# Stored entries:
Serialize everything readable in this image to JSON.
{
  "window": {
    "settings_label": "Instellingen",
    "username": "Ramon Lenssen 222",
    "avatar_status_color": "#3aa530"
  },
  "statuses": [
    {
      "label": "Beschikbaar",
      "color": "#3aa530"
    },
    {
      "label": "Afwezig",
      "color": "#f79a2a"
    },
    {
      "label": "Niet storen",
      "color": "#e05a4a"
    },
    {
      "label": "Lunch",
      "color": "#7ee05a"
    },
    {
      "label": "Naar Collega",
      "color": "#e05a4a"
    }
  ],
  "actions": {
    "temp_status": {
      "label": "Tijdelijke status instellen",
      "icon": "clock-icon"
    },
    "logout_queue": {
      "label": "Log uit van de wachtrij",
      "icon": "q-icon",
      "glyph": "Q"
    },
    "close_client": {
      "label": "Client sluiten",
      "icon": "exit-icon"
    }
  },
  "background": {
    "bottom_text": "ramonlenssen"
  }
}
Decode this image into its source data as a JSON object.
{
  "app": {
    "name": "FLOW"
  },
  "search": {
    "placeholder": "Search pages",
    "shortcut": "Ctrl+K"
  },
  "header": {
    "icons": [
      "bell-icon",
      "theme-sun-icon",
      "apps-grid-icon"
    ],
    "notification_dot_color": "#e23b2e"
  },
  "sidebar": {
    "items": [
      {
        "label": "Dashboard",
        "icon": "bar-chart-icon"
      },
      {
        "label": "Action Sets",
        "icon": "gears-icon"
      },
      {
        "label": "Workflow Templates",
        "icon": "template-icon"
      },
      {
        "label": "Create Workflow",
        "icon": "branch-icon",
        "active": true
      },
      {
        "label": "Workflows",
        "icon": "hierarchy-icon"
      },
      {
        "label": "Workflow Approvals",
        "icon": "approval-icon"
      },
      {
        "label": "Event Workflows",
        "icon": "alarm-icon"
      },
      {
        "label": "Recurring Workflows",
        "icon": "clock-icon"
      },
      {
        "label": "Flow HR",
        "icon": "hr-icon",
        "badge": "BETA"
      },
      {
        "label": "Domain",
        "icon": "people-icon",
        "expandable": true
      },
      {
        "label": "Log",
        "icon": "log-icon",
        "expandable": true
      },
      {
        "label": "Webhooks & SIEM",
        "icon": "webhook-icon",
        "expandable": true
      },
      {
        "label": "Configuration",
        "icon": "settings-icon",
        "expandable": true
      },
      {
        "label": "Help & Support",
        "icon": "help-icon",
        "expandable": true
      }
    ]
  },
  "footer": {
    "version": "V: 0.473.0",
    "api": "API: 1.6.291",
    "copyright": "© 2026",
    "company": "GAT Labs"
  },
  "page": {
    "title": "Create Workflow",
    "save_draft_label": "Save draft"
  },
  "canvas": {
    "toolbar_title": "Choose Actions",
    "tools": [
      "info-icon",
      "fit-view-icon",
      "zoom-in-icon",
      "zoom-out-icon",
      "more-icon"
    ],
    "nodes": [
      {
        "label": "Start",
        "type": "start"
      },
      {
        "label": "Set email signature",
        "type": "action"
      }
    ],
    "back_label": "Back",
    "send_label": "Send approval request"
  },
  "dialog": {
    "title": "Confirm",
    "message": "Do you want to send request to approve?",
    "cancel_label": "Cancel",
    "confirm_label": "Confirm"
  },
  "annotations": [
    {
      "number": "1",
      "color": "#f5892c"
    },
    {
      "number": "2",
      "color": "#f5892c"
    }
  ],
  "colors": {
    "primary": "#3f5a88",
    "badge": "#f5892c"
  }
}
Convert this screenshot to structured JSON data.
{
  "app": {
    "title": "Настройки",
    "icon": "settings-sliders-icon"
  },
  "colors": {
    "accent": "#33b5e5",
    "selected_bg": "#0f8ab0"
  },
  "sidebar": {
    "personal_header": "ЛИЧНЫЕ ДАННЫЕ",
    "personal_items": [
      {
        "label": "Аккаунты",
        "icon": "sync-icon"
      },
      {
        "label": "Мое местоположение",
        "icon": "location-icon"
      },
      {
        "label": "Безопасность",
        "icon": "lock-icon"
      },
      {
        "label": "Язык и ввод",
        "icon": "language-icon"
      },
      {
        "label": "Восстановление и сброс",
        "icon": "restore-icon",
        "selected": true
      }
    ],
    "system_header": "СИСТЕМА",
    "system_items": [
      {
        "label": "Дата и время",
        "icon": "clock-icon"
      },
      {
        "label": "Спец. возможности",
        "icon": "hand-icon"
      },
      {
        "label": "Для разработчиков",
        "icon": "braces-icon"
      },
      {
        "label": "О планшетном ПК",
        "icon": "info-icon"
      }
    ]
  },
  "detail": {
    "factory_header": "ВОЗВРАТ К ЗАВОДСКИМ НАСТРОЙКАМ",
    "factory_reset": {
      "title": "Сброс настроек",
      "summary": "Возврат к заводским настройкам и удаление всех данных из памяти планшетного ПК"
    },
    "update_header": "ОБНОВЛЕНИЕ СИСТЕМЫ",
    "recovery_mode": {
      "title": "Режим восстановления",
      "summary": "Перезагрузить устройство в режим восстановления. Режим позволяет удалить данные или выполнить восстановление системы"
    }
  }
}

# Work to do:
Show, from the material above, each line that includes the string "this".

# Correct response:
Serialize everything readable in this image to JSON.
Decode this image into its source data as a JSON object.
Convert this screenshot to structured JSON data.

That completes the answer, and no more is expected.